==== Data for the task ====

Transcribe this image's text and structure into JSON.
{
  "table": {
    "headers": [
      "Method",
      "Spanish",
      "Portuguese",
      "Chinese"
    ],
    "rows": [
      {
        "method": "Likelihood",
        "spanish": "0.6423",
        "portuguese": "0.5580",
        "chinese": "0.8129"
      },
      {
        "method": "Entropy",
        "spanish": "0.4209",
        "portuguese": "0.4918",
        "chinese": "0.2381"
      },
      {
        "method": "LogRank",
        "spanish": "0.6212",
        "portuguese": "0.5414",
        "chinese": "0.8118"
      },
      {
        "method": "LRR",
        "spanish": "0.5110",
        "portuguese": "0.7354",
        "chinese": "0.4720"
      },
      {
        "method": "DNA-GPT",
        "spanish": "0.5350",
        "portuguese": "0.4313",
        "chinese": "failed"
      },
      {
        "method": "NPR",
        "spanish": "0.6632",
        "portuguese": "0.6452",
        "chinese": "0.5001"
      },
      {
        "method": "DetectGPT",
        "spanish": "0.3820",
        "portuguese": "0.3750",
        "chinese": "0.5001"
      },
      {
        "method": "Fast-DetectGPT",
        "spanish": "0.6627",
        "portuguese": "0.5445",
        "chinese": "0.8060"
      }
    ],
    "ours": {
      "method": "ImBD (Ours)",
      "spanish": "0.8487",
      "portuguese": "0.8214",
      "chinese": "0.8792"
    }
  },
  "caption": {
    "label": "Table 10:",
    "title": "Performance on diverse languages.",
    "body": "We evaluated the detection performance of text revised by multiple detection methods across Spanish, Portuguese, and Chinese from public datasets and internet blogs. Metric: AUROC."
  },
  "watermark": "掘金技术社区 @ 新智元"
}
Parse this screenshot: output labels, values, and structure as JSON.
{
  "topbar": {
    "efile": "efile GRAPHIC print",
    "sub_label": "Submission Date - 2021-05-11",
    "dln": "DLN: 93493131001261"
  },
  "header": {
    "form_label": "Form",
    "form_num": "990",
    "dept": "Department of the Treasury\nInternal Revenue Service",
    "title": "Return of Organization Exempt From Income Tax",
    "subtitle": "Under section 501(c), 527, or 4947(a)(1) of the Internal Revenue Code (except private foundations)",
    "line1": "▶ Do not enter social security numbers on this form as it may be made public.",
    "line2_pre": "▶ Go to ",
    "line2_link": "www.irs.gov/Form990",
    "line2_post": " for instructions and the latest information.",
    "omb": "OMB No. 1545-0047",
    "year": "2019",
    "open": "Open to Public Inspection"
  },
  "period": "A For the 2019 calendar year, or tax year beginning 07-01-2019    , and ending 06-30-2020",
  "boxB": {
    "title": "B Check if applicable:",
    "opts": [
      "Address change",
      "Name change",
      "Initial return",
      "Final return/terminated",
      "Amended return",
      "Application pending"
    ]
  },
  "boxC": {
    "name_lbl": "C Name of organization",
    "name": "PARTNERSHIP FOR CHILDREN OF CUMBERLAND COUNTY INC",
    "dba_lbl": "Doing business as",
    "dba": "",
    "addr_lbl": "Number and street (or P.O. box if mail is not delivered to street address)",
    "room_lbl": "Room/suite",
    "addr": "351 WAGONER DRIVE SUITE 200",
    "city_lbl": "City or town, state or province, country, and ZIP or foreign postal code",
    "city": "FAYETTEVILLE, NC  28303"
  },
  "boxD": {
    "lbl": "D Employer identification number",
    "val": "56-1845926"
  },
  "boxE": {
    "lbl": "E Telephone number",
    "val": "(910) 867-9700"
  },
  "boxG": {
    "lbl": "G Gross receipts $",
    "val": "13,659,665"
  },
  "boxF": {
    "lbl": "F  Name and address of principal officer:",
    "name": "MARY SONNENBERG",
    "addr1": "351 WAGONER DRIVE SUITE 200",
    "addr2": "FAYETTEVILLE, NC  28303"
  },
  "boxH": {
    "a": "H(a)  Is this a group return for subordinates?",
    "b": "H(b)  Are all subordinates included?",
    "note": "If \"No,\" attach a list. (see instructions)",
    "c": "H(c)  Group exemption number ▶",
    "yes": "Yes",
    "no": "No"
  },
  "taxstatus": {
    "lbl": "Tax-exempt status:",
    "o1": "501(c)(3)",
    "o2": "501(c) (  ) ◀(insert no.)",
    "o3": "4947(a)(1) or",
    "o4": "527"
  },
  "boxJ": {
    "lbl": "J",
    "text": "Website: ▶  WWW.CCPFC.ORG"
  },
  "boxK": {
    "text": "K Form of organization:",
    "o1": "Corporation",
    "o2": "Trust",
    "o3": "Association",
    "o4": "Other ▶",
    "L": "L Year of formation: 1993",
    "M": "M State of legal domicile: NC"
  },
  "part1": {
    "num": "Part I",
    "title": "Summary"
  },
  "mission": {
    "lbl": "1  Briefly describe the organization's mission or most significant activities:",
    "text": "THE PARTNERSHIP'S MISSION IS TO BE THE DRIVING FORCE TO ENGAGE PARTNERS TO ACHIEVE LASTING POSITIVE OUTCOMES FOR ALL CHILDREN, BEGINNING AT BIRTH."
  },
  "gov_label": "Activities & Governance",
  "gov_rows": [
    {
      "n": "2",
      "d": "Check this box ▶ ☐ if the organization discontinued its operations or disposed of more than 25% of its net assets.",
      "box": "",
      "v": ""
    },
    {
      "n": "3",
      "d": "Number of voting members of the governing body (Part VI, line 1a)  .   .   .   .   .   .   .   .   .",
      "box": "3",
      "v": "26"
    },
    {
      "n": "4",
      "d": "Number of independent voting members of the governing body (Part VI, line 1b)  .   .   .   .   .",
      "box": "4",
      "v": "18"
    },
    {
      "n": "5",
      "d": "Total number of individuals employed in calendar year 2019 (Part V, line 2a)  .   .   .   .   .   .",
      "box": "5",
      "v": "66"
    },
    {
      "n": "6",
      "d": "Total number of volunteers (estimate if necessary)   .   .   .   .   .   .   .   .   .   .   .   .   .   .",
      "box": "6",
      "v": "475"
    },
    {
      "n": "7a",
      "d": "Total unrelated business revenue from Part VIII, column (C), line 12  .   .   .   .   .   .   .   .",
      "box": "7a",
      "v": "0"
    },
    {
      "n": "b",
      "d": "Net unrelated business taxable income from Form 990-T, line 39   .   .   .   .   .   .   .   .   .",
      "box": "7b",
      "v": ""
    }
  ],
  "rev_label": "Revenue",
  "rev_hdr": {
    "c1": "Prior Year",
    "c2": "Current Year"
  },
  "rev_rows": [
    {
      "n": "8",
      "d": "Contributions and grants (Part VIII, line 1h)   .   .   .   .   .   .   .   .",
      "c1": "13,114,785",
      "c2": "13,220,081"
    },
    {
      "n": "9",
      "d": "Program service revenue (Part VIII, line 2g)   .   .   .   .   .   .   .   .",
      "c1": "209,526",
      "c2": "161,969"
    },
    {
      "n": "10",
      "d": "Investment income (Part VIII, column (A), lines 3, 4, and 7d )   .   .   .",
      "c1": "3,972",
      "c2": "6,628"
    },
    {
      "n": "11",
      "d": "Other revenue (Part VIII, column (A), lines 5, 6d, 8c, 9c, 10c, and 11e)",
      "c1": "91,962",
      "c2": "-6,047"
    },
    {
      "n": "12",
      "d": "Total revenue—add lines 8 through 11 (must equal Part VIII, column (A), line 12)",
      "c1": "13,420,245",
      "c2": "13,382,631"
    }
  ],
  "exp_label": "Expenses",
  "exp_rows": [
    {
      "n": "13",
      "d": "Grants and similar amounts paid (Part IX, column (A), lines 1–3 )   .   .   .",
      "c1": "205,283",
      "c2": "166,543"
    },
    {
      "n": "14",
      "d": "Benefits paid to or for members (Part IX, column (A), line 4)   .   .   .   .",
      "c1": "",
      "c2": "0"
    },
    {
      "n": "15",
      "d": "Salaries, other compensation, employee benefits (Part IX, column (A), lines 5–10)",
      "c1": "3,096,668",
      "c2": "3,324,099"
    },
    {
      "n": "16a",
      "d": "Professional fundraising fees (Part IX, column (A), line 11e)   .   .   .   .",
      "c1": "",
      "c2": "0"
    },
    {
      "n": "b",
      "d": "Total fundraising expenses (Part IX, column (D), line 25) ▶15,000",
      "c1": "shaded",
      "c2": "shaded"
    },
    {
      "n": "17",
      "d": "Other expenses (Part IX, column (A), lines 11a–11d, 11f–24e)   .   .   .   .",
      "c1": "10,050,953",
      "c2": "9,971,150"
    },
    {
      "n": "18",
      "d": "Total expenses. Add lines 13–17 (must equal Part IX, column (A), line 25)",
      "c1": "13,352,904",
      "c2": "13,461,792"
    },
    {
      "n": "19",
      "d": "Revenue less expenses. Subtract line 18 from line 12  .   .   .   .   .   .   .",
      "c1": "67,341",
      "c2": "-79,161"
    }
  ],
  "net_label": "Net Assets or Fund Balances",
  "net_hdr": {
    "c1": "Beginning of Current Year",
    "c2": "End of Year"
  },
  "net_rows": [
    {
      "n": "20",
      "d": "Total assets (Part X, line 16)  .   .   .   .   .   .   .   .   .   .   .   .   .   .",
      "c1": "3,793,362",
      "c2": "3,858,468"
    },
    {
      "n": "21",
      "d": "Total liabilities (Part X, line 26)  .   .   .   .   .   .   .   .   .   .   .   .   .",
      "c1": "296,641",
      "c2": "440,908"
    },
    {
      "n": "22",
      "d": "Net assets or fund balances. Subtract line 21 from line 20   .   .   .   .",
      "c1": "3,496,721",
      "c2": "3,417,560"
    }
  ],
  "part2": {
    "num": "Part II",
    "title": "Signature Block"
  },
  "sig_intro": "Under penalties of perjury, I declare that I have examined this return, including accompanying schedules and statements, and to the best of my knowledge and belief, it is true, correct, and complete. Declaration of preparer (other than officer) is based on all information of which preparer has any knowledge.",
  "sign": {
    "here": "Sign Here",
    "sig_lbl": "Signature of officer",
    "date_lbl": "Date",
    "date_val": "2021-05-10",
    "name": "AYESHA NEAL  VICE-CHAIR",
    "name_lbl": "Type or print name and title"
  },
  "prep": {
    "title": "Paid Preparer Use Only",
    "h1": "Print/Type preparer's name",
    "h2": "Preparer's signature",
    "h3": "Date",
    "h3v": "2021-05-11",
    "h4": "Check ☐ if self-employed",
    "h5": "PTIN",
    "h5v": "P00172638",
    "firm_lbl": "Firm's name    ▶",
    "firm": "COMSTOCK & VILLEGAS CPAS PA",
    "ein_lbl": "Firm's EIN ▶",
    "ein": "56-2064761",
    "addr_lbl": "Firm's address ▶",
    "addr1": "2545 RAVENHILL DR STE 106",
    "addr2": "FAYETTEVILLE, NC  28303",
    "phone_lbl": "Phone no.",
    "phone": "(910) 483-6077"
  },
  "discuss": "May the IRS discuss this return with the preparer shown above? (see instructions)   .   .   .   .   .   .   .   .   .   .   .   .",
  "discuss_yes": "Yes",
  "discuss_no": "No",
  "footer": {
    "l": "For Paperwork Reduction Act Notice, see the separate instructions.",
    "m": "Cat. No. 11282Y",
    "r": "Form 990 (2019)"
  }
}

====

* _Exercise goal_:
Filter the data for the string "FAYETTEVILLE" and copy every line that has it.

* _Exercise answer_:
    "city": "FAYETTEVILLE, NC  28303"
    "addr2": "FAYETTEVILLE, NC  28303"
    "addr2": "FAYETTEVILLE, NC  28303",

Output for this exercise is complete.